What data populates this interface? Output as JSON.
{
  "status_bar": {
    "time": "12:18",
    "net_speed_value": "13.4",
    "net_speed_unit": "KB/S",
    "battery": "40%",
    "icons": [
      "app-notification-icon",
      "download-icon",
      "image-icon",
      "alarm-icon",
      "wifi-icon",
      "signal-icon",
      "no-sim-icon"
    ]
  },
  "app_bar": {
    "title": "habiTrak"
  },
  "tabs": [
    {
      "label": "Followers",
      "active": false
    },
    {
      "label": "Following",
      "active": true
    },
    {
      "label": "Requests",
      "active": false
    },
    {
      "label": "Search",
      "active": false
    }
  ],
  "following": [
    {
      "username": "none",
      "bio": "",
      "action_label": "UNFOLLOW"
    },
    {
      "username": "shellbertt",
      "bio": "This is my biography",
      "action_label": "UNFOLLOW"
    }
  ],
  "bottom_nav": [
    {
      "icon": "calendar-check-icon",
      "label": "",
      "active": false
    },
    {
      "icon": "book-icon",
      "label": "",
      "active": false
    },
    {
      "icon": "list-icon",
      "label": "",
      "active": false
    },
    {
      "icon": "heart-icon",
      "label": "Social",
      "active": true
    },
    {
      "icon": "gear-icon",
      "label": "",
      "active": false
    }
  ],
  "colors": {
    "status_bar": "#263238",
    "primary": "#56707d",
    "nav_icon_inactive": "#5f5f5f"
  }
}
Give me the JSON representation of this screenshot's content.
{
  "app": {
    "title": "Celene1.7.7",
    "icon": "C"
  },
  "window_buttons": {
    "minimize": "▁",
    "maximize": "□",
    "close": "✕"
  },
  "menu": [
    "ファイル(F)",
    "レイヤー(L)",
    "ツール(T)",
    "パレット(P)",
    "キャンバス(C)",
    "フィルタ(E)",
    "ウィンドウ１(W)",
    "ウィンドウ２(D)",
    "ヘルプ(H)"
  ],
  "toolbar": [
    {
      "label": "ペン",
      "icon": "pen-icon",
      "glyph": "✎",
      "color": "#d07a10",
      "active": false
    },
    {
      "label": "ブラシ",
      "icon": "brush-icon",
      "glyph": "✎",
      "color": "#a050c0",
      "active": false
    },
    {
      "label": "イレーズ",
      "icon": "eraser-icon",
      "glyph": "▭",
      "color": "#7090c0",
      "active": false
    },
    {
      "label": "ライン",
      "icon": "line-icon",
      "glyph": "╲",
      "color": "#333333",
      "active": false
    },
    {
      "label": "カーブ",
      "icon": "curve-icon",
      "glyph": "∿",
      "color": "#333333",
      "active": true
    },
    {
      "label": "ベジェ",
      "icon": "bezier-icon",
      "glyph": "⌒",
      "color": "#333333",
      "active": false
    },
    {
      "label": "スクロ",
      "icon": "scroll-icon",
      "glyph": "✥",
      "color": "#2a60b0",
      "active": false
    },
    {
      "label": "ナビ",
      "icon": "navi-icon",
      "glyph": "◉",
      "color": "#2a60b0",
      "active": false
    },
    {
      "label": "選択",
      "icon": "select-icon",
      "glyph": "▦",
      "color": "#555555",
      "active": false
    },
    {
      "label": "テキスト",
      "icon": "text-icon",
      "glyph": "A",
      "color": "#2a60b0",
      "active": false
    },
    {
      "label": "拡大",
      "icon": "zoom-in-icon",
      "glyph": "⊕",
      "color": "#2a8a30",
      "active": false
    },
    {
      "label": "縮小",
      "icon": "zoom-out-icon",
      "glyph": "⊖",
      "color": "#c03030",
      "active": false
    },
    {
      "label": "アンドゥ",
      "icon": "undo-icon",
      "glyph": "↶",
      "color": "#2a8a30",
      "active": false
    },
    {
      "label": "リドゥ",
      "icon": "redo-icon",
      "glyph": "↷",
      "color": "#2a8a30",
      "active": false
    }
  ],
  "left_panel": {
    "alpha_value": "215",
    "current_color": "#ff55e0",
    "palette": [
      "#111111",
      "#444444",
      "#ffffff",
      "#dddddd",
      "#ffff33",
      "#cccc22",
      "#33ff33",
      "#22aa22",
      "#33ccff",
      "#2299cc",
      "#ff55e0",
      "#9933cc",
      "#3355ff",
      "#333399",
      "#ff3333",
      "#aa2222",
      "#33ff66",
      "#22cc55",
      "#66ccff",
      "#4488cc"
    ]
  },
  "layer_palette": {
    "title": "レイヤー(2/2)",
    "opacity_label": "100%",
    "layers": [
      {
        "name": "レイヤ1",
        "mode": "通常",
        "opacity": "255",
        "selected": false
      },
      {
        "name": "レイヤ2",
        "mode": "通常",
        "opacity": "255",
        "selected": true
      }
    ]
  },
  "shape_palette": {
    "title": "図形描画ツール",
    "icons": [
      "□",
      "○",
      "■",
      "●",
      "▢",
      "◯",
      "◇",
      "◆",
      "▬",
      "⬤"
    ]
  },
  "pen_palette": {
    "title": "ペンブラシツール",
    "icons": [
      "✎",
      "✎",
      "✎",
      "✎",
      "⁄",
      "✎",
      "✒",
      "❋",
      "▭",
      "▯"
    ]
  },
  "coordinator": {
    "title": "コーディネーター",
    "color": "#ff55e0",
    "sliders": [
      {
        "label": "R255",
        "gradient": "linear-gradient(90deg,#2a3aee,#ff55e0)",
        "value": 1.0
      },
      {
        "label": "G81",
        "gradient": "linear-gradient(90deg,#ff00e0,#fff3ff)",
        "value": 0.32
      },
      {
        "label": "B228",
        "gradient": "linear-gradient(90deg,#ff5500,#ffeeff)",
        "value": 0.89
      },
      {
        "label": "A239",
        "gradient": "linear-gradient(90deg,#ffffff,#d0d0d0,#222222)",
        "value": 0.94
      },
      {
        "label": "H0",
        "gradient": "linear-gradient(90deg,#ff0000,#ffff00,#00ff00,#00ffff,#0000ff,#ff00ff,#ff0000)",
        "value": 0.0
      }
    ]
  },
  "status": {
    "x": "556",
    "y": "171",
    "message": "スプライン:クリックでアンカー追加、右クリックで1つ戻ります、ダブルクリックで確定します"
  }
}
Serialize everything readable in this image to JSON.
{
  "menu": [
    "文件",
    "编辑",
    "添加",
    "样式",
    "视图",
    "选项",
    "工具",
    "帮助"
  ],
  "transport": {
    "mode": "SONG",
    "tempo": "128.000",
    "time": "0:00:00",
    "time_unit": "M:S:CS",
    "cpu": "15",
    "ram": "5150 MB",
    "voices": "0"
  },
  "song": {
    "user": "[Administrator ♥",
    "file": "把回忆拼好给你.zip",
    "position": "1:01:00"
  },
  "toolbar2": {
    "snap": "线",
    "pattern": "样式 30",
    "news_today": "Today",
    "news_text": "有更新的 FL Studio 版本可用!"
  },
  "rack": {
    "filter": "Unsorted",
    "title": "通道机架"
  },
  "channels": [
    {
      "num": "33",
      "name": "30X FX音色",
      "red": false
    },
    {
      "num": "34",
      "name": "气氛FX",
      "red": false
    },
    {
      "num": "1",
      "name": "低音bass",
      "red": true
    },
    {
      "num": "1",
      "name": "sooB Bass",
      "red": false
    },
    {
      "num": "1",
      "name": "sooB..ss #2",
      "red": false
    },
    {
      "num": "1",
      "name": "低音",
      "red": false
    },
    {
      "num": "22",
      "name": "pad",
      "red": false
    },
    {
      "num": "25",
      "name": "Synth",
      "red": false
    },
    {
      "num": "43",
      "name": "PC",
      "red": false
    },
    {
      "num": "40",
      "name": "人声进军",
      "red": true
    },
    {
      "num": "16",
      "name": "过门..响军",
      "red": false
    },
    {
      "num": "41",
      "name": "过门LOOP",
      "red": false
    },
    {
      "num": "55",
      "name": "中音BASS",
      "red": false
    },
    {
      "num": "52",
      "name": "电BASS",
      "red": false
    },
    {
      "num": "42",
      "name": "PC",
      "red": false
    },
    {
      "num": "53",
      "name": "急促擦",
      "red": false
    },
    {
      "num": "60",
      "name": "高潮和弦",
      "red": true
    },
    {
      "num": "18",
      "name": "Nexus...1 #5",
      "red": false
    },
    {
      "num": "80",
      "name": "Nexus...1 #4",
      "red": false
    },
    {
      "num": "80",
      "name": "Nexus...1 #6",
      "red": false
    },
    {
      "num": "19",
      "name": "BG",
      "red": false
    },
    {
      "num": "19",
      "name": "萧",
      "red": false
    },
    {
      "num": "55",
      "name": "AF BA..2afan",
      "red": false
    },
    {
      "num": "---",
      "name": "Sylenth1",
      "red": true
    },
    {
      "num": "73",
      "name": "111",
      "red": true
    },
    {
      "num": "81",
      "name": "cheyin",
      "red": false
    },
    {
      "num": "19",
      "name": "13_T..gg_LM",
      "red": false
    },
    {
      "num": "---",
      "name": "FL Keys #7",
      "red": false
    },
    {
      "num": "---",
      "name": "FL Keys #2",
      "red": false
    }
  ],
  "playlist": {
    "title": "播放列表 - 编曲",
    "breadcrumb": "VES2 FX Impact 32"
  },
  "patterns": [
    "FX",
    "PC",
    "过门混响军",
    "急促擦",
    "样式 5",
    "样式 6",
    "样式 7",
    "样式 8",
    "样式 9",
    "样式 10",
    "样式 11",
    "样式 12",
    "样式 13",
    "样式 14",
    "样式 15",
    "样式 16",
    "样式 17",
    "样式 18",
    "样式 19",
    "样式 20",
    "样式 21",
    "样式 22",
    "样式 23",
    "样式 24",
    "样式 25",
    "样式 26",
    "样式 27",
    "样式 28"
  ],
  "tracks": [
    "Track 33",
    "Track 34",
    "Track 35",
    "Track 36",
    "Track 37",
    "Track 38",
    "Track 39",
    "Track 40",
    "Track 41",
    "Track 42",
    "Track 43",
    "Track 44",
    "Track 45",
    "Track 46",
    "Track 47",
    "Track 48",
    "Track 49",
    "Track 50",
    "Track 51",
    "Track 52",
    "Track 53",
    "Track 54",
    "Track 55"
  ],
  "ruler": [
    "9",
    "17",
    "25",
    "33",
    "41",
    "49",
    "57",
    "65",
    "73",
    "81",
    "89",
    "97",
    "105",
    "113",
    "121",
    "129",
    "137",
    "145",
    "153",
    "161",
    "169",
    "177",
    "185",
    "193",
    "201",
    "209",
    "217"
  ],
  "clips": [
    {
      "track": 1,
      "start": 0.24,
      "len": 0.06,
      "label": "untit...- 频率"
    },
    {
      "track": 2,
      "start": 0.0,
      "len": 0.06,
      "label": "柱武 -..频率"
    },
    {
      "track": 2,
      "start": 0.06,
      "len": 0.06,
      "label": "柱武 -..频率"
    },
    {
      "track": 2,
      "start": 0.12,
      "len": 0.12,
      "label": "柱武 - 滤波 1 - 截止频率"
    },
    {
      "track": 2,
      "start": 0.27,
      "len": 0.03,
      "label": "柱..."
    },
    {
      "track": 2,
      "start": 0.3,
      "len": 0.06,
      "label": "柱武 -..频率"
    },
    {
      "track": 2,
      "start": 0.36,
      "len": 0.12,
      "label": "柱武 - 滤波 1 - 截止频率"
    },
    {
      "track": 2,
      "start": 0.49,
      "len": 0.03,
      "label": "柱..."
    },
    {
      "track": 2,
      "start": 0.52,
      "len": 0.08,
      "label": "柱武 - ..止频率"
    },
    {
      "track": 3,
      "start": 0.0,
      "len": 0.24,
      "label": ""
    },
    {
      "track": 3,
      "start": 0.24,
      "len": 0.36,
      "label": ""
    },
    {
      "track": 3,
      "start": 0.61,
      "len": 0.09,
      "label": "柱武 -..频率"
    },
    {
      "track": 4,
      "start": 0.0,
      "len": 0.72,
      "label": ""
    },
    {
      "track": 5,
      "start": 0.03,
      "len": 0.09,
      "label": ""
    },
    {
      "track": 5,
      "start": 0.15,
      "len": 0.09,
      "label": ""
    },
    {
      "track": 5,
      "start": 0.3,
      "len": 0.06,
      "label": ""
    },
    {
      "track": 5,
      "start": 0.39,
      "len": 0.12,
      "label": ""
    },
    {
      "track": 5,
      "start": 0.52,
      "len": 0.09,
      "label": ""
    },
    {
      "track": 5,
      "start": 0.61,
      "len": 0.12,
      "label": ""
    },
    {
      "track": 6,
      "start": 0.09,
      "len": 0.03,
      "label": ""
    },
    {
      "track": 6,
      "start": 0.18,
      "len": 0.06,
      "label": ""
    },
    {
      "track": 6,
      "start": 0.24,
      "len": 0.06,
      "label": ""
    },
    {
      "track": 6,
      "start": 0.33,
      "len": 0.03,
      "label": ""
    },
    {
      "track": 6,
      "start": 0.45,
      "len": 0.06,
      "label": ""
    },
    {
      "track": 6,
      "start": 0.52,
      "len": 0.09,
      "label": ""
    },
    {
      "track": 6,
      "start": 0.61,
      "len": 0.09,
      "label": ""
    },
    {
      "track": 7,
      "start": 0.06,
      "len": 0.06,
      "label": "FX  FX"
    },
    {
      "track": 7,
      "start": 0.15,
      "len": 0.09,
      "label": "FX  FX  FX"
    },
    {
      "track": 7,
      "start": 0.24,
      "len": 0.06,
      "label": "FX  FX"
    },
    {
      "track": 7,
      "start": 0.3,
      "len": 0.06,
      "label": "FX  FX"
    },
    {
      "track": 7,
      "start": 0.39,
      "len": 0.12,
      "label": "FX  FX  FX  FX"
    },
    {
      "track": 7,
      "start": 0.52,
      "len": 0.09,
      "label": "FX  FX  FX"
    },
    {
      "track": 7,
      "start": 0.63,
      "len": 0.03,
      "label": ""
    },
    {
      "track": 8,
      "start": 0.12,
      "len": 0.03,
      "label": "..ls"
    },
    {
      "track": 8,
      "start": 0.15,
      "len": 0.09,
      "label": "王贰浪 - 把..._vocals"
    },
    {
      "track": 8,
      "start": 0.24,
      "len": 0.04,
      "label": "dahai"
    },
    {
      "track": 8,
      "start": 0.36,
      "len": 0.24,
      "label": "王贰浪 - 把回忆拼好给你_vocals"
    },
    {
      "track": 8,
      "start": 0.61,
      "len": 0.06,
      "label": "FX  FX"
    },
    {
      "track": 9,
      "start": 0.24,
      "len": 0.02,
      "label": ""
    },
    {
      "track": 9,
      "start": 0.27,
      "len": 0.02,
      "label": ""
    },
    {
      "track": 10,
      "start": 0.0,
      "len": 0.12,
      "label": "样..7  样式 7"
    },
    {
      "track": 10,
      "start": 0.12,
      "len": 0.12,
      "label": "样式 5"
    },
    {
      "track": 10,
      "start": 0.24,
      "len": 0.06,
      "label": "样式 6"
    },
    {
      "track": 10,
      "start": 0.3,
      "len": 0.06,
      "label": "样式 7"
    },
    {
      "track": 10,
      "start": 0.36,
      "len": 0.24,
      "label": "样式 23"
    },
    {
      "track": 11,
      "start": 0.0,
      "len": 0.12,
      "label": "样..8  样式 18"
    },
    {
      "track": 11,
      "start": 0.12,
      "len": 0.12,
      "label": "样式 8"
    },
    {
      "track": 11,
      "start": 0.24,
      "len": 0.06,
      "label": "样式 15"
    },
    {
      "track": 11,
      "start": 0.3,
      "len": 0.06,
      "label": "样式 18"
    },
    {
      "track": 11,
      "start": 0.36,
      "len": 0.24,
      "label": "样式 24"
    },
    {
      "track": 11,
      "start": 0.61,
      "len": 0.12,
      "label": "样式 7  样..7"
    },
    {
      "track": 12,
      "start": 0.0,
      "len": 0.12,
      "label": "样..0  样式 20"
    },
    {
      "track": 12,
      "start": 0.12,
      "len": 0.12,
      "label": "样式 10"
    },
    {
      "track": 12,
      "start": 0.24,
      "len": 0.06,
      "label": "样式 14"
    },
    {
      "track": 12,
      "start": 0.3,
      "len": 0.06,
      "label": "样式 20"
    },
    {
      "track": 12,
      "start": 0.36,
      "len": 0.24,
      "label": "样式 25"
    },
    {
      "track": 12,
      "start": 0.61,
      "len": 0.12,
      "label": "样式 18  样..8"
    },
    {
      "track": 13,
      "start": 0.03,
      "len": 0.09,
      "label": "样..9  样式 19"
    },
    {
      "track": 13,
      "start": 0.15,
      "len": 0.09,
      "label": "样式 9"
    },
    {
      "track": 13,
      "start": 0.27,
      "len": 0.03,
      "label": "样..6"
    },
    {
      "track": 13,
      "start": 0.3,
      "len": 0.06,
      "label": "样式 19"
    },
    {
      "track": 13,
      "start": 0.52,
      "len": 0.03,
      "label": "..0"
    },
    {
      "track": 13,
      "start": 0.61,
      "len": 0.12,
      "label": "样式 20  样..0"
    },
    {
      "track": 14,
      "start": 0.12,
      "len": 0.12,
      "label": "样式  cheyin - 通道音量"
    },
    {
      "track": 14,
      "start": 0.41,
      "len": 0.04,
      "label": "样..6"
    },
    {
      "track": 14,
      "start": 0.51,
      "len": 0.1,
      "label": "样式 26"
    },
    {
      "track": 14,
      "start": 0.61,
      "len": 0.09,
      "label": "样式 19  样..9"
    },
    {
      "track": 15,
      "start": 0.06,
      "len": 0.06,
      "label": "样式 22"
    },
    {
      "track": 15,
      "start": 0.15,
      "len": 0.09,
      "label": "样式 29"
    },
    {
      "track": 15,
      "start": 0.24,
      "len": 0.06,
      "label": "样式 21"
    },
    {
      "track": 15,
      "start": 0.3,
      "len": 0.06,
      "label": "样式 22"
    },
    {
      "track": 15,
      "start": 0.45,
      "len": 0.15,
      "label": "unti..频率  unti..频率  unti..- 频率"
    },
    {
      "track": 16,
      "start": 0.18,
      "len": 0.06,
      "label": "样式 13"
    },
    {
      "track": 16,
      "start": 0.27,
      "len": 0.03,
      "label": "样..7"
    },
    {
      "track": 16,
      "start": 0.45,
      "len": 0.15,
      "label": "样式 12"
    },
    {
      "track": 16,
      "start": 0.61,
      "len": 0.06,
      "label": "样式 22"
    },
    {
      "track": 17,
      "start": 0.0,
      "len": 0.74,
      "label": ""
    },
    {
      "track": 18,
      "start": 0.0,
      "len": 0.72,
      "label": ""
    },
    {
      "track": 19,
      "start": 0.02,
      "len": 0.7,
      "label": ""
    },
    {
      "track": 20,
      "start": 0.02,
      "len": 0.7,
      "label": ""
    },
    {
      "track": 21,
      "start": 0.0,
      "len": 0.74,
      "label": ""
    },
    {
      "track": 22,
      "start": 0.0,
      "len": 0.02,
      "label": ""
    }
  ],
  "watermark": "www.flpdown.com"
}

§

▶ Goal of the exercise: Lines containing the word "Nexus" must all be returned from the material above.

▶ Result of the exercise:
      "name": "Nexus...1 #5",
      "name": "Nexus...1 #4",
      "name": "Nexus...1 #6",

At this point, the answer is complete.